Work instructions:
A single number is the answer here: how many lines of the entries contain "this"?

Material supplied:
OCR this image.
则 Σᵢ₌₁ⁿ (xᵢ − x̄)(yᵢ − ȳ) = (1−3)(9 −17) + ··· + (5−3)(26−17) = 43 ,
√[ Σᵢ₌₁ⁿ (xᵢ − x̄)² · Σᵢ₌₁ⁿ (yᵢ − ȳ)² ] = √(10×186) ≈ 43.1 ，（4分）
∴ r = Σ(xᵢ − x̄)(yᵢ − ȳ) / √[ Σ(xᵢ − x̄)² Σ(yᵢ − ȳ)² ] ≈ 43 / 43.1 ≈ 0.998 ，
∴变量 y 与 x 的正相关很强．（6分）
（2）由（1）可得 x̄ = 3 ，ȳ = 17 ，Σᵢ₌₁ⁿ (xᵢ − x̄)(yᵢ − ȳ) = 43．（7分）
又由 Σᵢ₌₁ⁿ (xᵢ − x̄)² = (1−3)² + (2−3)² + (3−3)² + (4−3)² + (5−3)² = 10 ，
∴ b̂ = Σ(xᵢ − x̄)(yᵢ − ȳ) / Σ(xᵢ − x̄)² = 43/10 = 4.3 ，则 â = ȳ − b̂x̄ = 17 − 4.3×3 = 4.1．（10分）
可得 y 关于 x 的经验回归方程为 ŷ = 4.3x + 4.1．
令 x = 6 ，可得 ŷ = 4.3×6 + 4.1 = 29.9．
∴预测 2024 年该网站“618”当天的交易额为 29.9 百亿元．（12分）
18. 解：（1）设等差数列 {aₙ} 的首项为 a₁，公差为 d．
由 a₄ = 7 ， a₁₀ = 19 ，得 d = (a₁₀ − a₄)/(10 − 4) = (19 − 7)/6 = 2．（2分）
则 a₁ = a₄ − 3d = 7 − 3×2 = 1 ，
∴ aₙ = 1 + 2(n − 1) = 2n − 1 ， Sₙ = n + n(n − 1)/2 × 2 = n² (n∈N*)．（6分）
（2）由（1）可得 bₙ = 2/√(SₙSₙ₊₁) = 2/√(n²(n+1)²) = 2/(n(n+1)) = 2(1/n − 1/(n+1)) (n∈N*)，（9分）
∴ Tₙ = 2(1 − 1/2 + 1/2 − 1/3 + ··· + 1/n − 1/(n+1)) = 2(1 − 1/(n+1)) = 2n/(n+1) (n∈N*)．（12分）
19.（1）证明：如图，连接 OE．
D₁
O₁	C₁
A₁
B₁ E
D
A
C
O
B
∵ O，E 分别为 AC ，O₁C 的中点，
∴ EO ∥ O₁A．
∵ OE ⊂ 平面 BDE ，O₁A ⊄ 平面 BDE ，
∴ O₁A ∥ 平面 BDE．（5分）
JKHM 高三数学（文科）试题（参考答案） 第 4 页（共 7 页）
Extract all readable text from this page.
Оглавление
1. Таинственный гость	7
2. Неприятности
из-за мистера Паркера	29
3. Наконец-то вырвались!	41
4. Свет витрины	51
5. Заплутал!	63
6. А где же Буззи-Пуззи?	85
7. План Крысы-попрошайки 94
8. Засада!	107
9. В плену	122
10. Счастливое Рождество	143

The response:
2